#### [WHAT THE TASK ASKS]
Please copy out each of the items below word for word.
----- RECORDS FOR THIS EXERCISE -----
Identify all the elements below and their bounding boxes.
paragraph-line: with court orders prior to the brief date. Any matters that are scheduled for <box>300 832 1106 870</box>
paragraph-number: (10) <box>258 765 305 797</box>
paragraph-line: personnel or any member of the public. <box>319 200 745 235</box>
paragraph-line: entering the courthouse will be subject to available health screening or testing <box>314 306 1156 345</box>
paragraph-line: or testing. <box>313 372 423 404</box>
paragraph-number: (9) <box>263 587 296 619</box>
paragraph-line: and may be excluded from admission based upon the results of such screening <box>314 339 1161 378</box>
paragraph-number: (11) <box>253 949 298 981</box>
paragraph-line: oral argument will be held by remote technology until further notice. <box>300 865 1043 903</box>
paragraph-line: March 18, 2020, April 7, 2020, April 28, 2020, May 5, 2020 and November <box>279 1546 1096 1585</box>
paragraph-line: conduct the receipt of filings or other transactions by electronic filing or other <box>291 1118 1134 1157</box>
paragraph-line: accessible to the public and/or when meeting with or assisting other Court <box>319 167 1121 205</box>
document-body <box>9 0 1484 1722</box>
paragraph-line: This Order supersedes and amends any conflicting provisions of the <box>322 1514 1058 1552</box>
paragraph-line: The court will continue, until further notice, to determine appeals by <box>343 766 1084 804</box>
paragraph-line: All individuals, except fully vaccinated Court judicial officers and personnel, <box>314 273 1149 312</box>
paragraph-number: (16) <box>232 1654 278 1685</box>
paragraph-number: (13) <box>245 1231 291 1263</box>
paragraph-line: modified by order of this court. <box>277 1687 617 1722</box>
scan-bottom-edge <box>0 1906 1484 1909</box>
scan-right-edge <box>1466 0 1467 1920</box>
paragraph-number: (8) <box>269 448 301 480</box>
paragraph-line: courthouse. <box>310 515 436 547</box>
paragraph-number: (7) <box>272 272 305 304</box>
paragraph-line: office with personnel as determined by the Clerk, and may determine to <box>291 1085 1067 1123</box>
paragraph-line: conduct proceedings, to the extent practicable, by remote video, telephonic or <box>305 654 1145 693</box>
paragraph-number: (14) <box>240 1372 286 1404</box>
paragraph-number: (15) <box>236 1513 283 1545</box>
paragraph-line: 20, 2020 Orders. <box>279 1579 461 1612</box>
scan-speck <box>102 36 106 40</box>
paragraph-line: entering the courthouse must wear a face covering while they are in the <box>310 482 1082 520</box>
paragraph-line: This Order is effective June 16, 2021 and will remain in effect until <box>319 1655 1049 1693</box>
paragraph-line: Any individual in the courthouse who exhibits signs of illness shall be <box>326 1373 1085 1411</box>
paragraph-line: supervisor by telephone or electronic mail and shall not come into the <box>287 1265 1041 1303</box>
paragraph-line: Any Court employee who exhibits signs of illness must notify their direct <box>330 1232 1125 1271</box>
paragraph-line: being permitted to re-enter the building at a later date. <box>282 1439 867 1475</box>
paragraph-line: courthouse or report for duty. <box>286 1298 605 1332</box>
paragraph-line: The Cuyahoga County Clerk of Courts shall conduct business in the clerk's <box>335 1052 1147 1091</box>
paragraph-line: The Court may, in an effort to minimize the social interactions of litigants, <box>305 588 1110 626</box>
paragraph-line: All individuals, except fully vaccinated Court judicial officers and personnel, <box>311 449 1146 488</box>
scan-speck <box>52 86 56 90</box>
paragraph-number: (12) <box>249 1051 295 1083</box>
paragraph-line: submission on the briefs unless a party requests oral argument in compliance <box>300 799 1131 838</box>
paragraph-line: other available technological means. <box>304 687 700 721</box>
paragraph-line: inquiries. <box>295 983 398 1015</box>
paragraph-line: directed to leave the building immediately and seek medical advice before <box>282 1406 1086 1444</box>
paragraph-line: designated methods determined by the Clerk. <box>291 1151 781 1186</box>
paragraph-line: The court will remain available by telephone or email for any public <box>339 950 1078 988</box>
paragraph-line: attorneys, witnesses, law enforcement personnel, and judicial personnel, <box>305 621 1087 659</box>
-----
#### [REPLY TO THE EXERCISE]
Identify all the elements below and their bounding boxes.
paragraph-line: with court orders prior to the brief date. Any matters that are scheduled for <box>300 832 1106 870</box>
paragraph-number: (10) <box>258 765 305 797</box>
paragraph-line: personnel or any member of the public. <box>319 200 745 235</box>
paragraph-line: entering the courthouse will be subject to available health screening or testing <box>314 306 1156 345</box>
paragraph-line: or testing. <box>313 372 423 404</box>
paragraph-number: (9) <box>263 587 296 619</box>
paragraph-line: and may be excluded from admission based upon the results of such screening <box>314 339 1161 378</box>
paragraph-number: (11) <box>253 949 298 981</box>
paragraph-line: oral argument will be held by remote technology until further notice. <box>300 865 1043 903</box>
paragraph-line: March 18, 2020, April 7, 2020, April 28, 2020, May 5, 2020 and November <box>279 1546 1096 1585</box>
paragraph-line: conduct the receipt of filings or other transactions by electronic filing or other <box>291 1118 1134 1157</box>
paragraph-line: accessible to the public and/or when meeting with or assisting other Court <box>319 167 1121 205</box>
document-body <box>9 0 1484 1722</box>
paragraph-line: This Order supersedes and amends any conflicting provisions of the <box>322 1514 1058 1552</box>
paragraph-line: The court will continue, until further notice, to determine appeals by <box>343 766 1084 804</box>
paragraph-line: All individuals, except fully vaccinated Court judicial officers and personnel, <box>314 273 1149 312</box>
paragraph-number: (16) <box>232 1654 278 1685</box>
paragraph-number: (13) <box>245 1231 291 1263</box>
paragraph-line: modified by order of this court. <box>277 1687 617 1722</box>
scan-bottom-edge <box>0 1906 1484 1909</box>
scan-right-edge <box>1466 0 1467 1920</box>
paragraph-number: (8) <box>269 448 301 480</box>
paragraph-line: courthouse. <box>310 515 436 547</box>
paragraph-number: (7) <box>272 272 305 304</box>
paragraph-line: office with personnel as determined by the Clerk, and may determine to <box>291 1085 1067 1123</box>
paragraph-line: conduct proceedings, to the extent practicable, by remote video, telephonic or <box>305 654 1145 693</box>
paragraph-number: (14) <box>240 1372 286 1404</box>
paragraph-number: (15) <box>236 1513 283 1545</box>
paragraph-line: 20, 2020 Orders. <box>279 1579 461 1612</box>
scan-speck <box>102 36 106 40</box>
paragraph-line: entering the courthouse must wear a face covering while they are in the <box>310 482 1082 520</box>
paragraph-line: This Order is effective June 16, 2021 and will remain in effect until <box>319 1655 1049 1693</box>
paragraph-line: Any individual in the courthouse who exhibits signs of illness shall be <box>326 1373 1085 1411</box>
paragraph-line: supervisor by telephone or electronic mail and shall not come into the <box>287 1265 1041 1303</box>
paragraph-line: Any Court employee who exhibits signs of illness must notify their direct <box>330 1232 1125 1271</box>
paragraph-line: being permitted to re-enter the building at a later date. <box>282 1439 867 1475</box>
paragraph-line: courthouse or report for duty. <box>286 1298 605 1332</box>
paragraph-line: The Cuyahoga County Clerk of Courts shall conduct business in the clerk's <box>335 1052 1147 1091</box>
paragraph-line: The Court may, in an effort to minimize the social interactions of litigants, <box>305 588 1110 626</box>
paragraph-line: All individuals, except fully vaccinated Court judicial officers and personnel, <box>311 449 1146 488</box>
scan-speck <box>52 86 56 90</box>
paragraph-number: (12) <box>249 1051 295 1083</box>
paragraph-line: submission on the briefs unless a party requests oral argument in compliance <box>300 799 1131 838</box>
paragraph-line: other available technological means. <box>304 687 700 721</box>
paragraph-line: inquiries. <box>295 983 398 1015</box>
paragraph-line: directed to leave the building immediately and seek medical advice before <box>282 1406 1086 1444</box>
paragraph-line: designated methods determined by the Clerk. <box>291 1151 781 1186</box>
paragraph-line: The court will remain available by telephone or email for any public <box>339 950 1078 988</box>
paragraph-line: attorneys, witnesses, law enforcement personnel, and judicial personnel, <box>305 621 1087 659</box>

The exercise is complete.